*Goal*:
Search the records for "пункта" and copy each line that holds it.

*Records for the exercise*:
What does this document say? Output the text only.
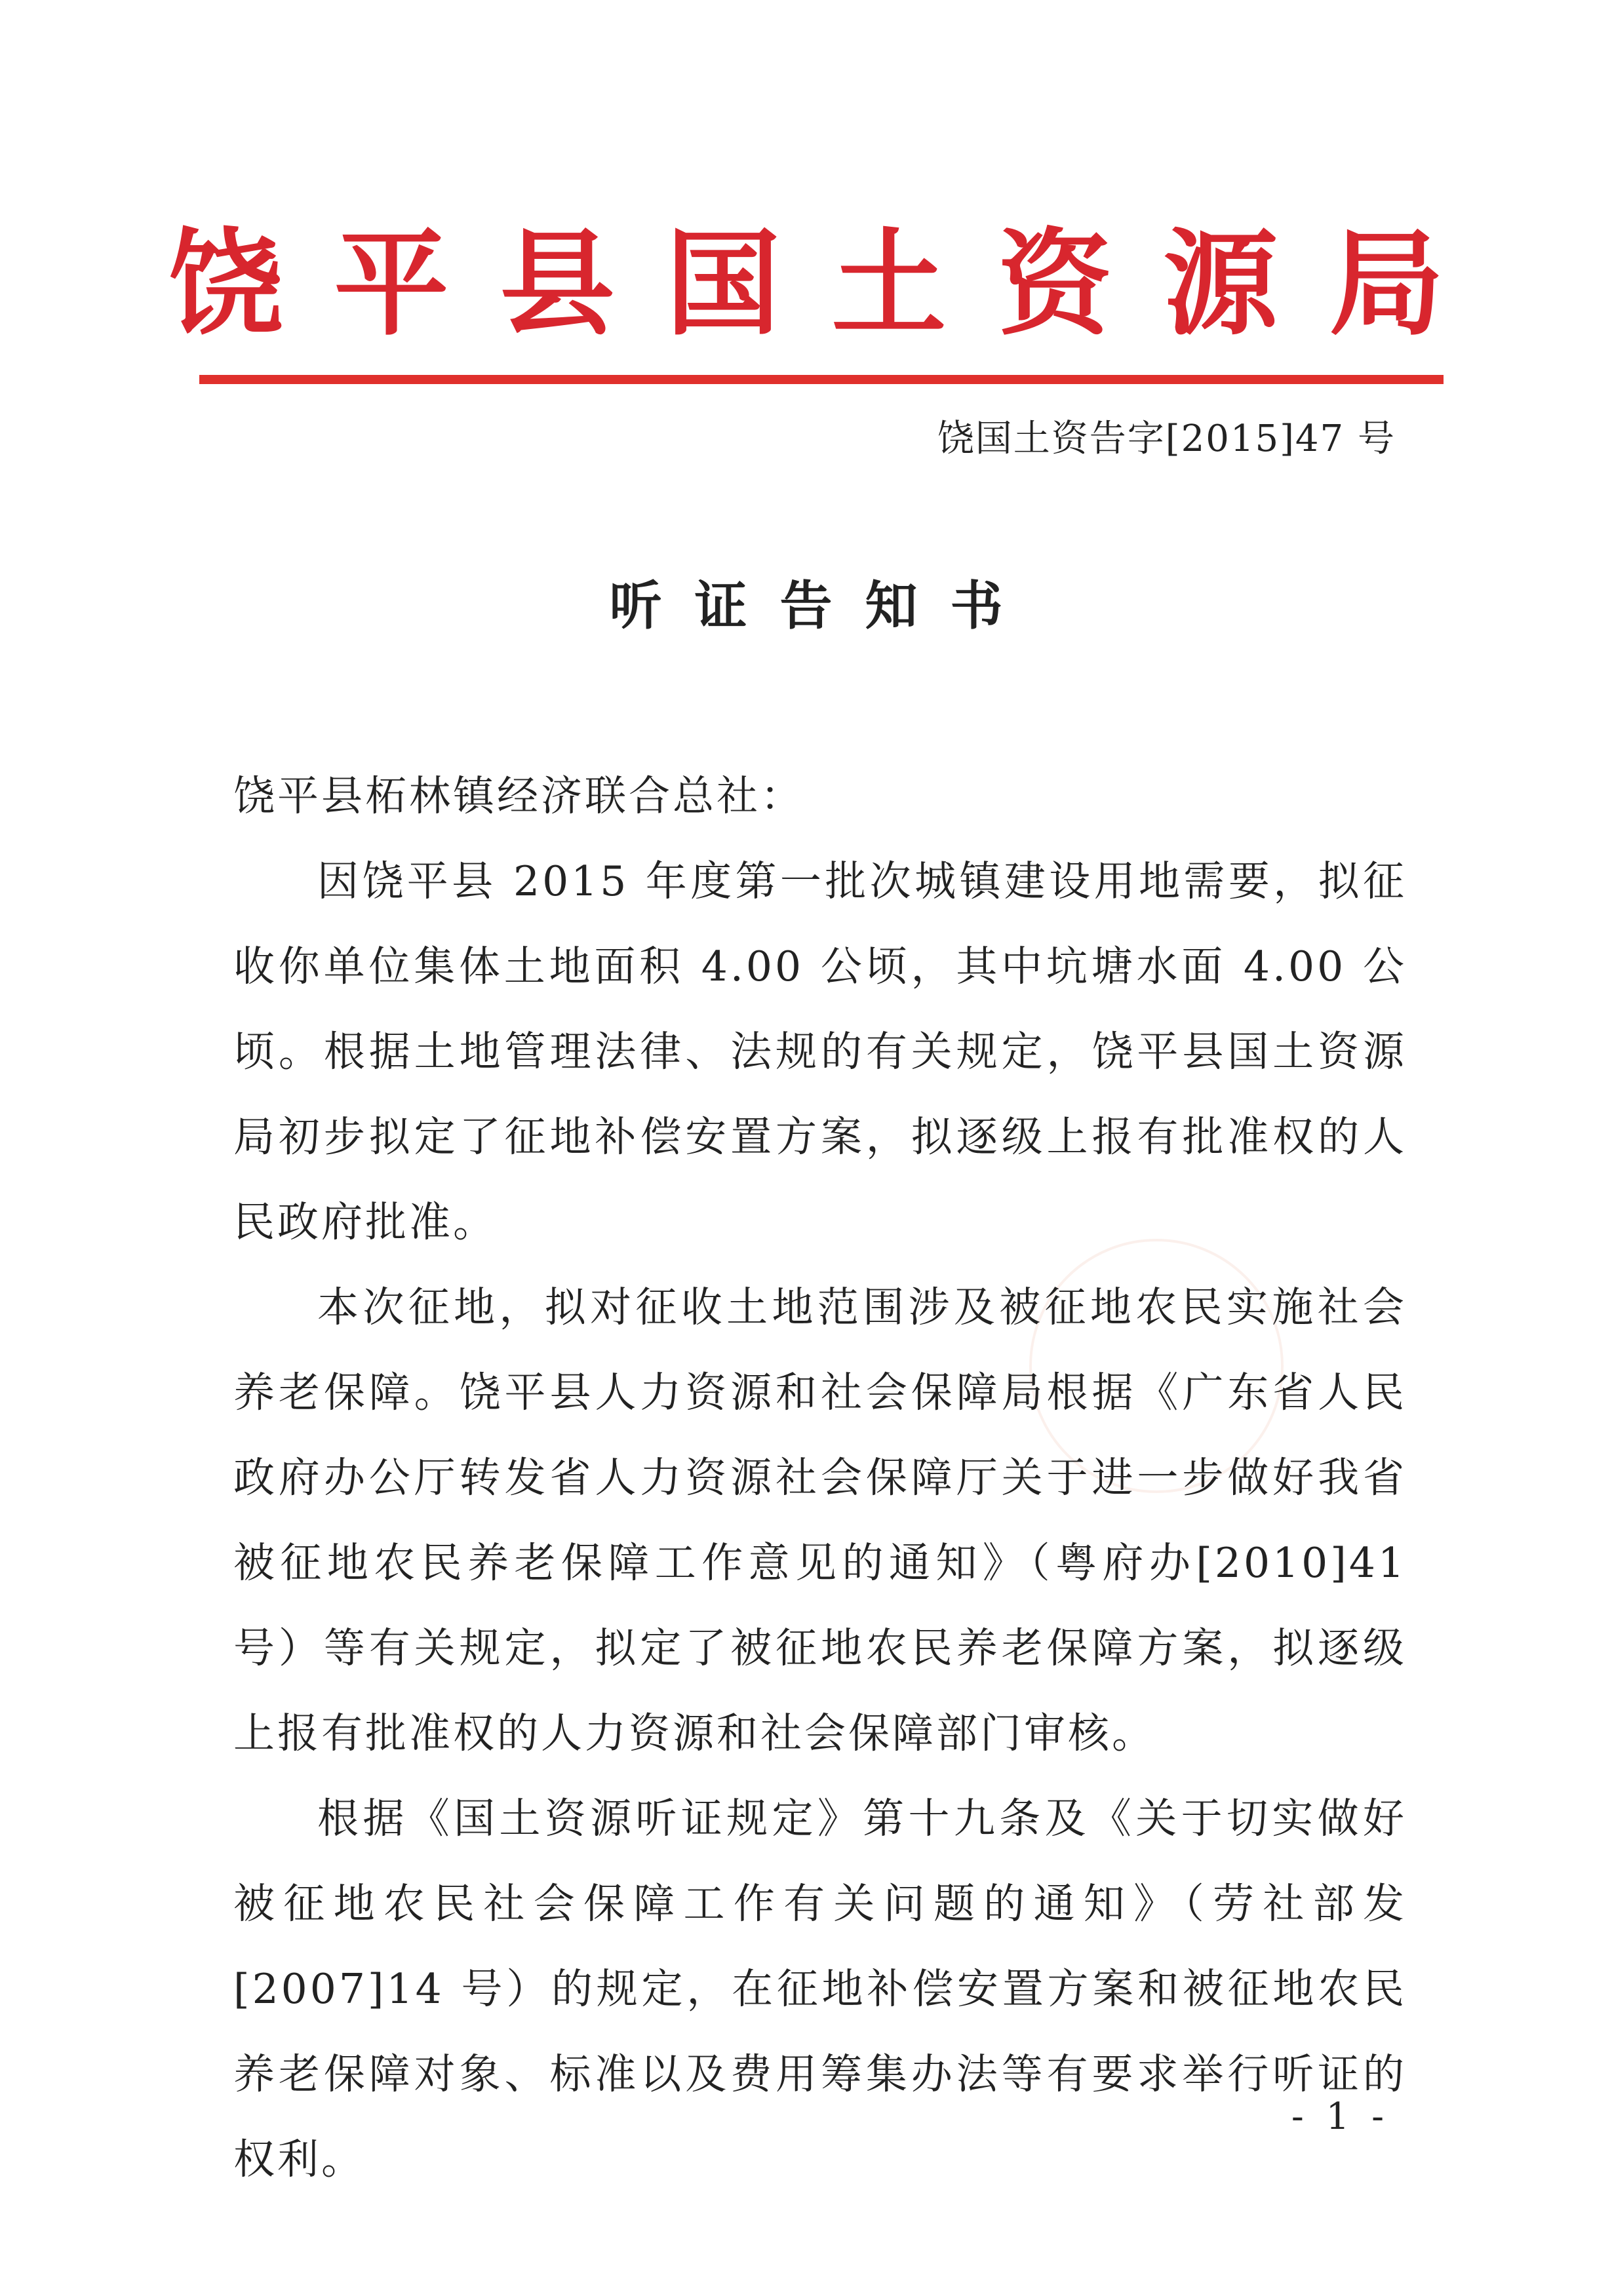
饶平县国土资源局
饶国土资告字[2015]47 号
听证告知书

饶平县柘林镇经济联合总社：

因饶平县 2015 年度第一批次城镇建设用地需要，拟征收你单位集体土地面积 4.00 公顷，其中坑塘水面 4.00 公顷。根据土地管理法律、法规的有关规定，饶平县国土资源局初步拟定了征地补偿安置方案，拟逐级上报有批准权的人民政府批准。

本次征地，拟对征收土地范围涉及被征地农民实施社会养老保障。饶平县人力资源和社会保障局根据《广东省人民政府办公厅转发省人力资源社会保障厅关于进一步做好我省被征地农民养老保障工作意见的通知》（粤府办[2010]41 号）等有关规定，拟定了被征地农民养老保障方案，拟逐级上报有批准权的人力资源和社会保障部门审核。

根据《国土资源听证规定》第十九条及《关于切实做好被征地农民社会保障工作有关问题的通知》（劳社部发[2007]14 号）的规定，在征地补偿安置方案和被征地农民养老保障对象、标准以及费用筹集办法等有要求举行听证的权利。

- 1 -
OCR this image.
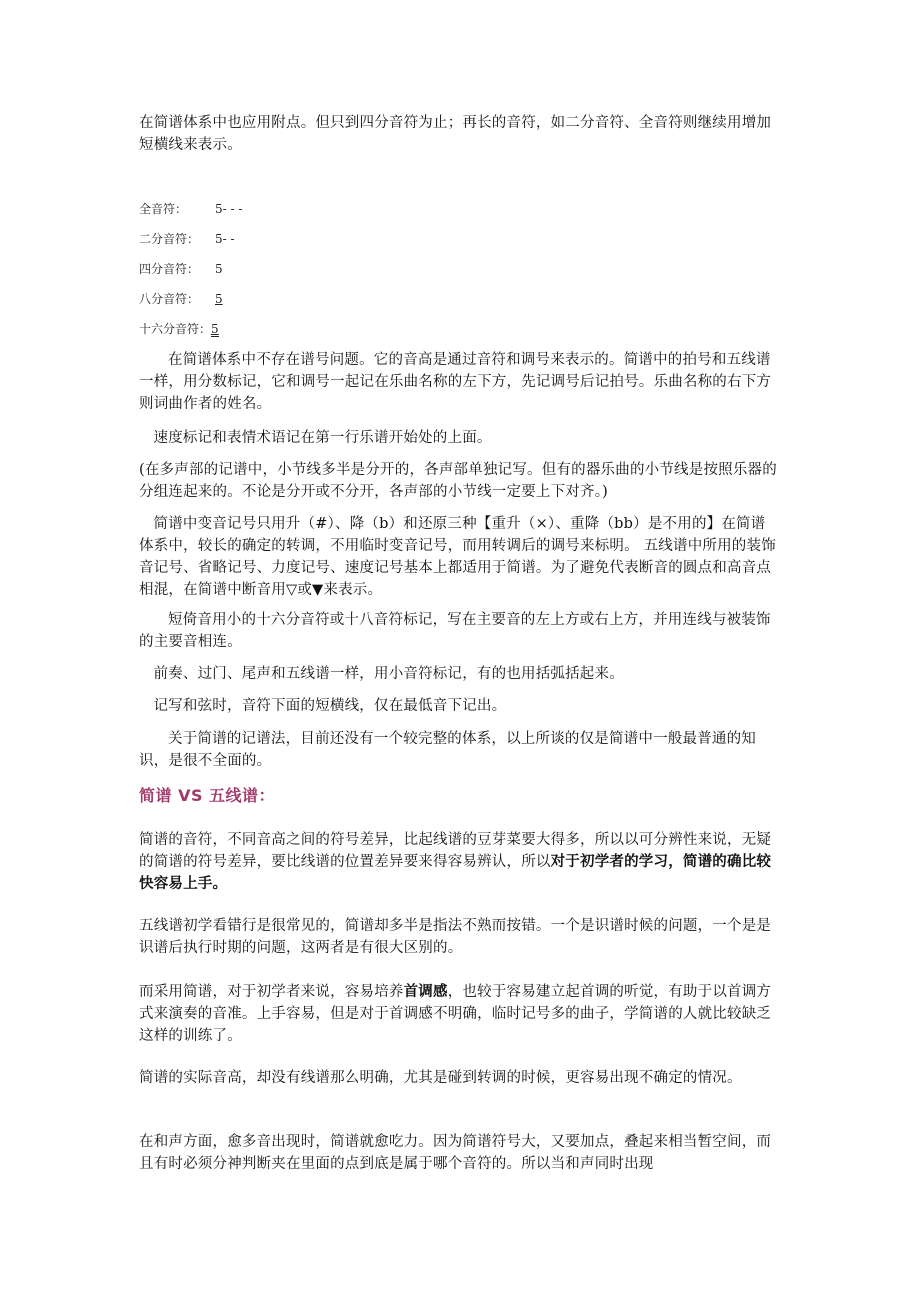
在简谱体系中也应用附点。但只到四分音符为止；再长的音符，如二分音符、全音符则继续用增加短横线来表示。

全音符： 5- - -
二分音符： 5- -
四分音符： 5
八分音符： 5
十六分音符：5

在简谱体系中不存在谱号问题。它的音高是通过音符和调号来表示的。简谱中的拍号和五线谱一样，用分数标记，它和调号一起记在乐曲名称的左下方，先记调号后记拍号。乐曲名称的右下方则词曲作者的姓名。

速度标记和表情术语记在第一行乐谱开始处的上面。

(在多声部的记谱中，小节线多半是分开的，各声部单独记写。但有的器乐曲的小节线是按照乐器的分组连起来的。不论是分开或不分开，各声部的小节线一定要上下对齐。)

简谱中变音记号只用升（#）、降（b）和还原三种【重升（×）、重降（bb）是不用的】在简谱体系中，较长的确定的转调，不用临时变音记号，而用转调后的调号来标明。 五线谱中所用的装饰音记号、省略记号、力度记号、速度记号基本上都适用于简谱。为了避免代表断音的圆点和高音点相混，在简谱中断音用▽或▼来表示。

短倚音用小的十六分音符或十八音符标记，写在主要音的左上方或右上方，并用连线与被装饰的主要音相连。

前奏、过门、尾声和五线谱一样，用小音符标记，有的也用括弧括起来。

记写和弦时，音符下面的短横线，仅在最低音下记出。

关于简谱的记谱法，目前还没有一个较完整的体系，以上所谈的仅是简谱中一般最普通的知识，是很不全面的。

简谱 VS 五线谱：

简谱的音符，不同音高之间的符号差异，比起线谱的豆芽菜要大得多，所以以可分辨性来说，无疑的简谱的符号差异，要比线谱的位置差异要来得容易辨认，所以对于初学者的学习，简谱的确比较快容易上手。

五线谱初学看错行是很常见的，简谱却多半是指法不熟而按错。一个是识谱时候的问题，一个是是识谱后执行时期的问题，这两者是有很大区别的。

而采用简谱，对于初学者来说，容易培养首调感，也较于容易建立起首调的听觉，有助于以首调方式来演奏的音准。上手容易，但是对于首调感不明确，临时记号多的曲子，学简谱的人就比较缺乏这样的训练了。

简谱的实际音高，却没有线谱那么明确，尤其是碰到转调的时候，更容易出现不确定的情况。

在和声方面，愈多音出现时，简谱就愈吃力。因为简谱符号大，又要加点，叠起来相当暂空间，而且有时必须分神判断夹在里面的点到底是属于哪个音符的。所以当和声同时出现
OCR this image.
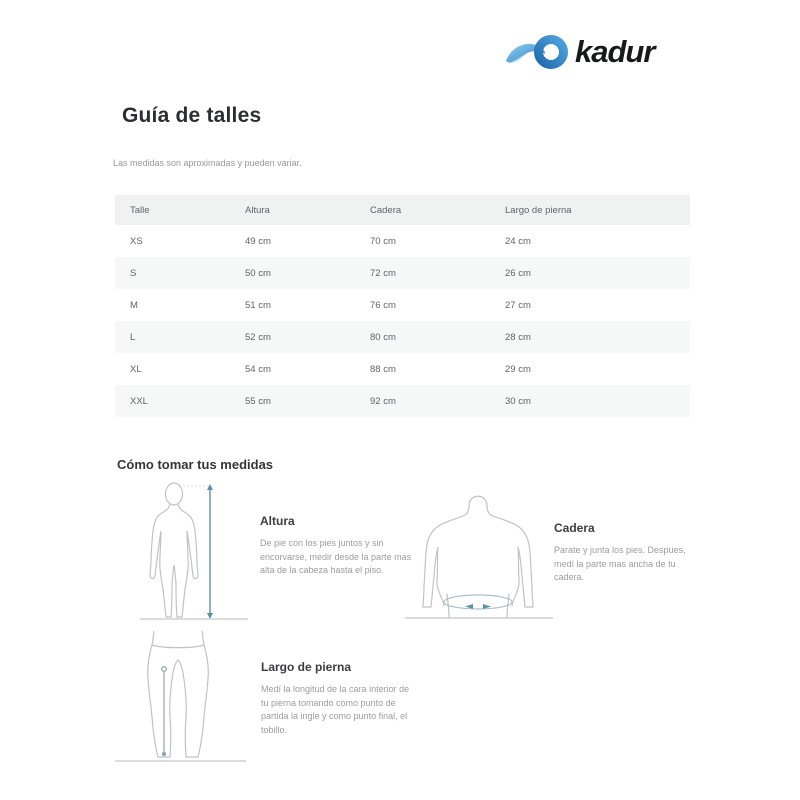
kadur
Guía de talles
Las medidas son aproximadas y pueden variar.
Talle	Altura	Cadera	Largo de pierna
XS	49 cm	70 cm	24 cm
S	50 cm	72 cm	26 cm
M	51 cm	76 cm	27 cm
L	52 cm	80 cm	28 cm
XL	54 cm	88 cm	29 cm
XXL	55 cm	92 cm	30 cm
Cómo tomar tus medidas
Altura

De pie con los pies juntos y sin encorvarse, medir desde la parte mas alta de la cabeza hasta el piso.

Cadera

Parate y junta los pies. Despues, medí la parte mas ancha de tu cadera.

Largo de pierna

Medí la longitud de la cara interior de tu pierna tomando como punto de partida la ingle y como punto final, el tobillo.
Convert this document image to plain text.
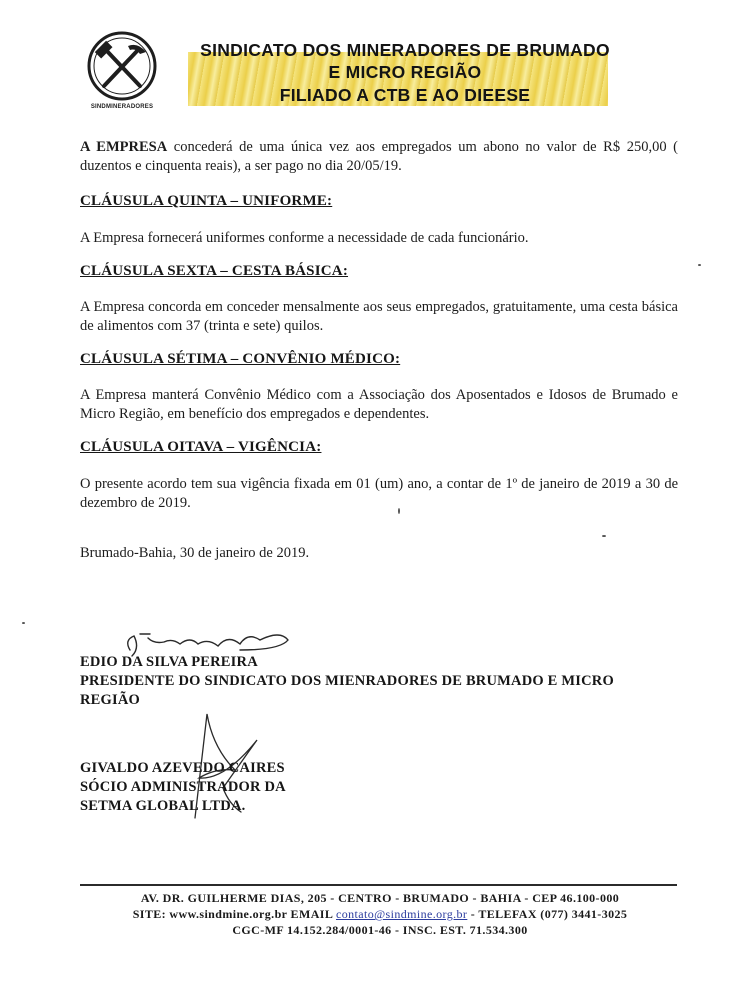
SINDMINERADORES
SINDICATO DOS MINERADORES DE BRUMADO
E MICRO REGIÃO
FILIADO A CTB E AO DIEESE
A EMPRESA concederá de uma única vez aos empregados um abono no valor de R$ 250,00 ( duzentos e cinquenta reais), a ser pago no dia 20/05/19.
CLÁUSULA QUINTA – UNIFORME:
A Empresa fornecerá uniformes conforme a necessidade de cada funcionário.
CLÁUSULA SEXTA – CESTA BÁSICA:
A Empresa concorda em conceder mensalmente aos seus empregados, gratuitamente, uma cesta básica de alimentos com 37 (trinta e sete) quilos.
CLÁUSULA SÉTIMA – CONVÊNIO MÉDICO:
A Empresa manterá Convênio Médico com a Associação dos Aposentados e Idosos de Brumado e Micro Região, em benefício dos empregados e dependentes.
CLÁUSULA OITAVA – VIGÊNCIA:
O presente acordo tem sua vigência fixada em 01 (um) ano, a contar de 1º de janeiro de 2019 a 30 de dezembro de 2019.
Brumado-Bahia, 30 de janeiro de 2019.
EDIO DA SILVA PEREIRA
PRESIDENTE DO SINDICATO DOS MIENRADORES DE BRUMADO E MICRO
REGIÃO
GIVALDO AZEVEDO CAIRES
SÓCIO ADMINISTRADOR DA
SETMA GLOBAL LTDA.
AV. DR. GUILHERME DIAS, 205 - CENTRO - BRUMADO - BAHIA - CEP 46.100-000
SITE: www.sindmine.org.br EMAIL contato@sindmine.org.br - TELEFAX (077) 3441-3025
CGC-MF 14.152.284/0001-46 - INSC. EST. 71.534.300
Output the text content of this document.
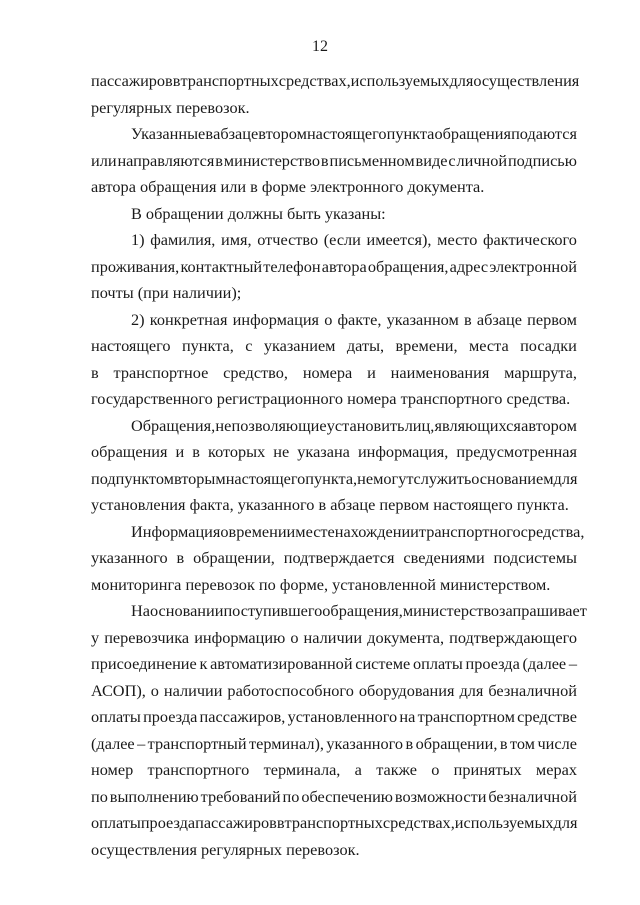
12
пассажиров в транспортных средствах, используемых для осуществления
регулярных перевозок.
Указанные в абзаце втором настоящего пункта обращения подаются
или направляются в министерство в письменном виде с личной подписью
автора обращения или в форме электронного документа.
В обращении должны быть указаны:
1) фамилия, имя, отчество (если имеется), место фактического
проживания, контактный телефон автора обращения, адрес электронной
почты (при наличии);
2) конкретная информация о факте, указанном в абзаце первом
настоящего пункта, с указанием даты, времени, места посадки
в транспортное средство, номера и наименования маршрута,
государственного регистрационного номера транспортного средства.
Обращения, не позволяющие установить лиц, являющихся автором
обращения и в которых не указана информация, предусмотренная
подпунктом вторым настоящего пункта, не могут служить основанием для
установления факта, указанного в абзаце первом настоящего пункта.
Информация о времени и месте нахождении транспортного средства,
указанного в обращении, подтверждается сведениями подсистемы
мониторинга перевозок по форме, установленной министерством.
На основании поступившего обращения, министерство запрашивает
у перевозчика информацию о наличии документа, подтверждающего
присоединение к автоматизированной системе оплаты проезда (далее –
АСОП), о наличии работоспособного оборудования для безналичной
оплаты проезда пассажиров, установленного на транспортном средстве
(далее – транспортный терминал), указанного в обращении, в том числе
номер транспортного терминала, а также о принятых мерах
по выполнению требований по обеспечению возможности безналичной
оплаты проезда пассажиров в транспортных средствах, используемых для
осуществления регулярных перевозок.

*Solution to this problem*:
Указанные в абзаце втором настоящего пункта обращения подаются
настоящего пункта, с указанием даты, времени, места посадки
подпунктом вторым настоящего пункта, не могут служить основанием для
установления факта, указанного в абзаце первом настоящего пункта.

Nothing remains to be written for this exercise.